-- Extracted information start --

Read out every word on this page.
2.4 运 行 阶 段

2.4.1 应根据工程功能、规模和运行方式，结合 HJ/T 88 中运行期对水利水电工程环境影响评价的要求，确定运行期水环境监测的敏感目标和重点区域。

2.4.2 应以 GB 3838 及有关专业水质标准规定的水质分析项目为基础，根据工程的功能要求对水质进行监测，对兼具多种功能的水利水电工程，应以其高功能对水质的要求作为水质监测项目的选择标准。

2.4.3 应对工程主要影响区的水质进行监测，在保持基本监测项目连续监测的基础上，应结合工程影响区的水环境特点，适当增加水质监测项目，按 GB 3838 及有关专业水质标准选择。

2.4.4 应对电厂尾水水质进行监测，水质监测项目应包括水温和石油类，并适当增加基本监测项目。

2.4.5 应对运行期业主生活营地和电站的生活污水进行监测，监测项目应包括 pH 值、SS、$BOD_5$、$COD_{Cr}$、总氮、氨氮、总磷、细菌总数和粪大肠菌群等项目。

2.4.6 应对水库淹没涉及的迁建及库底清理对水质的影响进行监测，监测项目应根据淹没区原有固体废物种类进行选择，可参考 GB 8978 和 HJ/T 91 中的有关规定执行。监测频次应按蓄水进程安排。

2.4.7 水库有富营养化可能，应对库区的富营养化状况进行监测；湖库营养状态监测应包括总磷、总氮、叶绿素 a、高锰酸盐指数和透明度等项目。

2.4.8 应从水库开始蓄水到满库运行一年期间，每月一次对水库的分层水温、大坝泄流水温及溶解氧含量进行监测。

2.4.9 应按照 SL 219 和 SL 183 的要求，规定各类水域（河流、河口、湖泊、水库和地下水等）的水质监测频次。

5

-- Extracted information end --

• [What the task asks]: Extract each line of the material exactly as it stands.

• [Result for this exercise]:
Read out every word on this page.
2.4 运 行 阶 段

2.4.1 应根据工程功能、规模和运行方式，结合 HJ/T 88 中运行期对水利水电工程环境影响评价的要求，确定运行期水环境监测的敏感目标和重点区域。

2.4.2 应以 GB 3838 及有关专业水质标准规定的水质分析项目为基础，根据工程的功能要求对水质进行监测，对兼具多种功能的水利水电工程，应以其高功能对水质的要求作为水质监测项目的选择标准。

2.4.3 应对工程主要影响区的水质进行监测，在保持基本监测项目连续监测的基础上，应结合工程影响区的水环境特点，适当增加水质监测项目，按 GB 3838 及有关专业水质标准选择。

2.4.4 应对电厂尾水水质进行监测，水质监测项目应包括水温和石油类，并适当增加基本监测项目。

2.4.5 应对运行期业主生活营地和电站的生活污水进行监测，监测项目应包括 pH 值、SS、$BOD_5$、$COD_{Cr}$、总氮、氨氮、总磷、细菌总数和粪大肠菌群等项目。

2.4.6 应对水库淹没涉及的迁建及库底清理对水质的影响进行监测，监测项目应根据淹没区原有固体废物种类进行选择，可参考 GB 8978 和 HJ/T 91 中的有关规定执行。监测频次应按蓄水进程安排。

2.4.7 水库有富营养化可能，应对库区的富营养化状况进行监测；湖库营养状态监测应包括总磷、总氮、叶绿素 a、高锰酸盐指数和透明度等项目。

2.4.8 应从水库开始蓄水到满库运行一年期间，每月一次对水库的分层水温、大坝泄流水温及溶解氧含量进行监测。

2.4.9 应按照 SL 219 和 SL 183 的要求，规定各类水域（河流、河口、湖泊、水库和地下水等）的水质监测频次。

5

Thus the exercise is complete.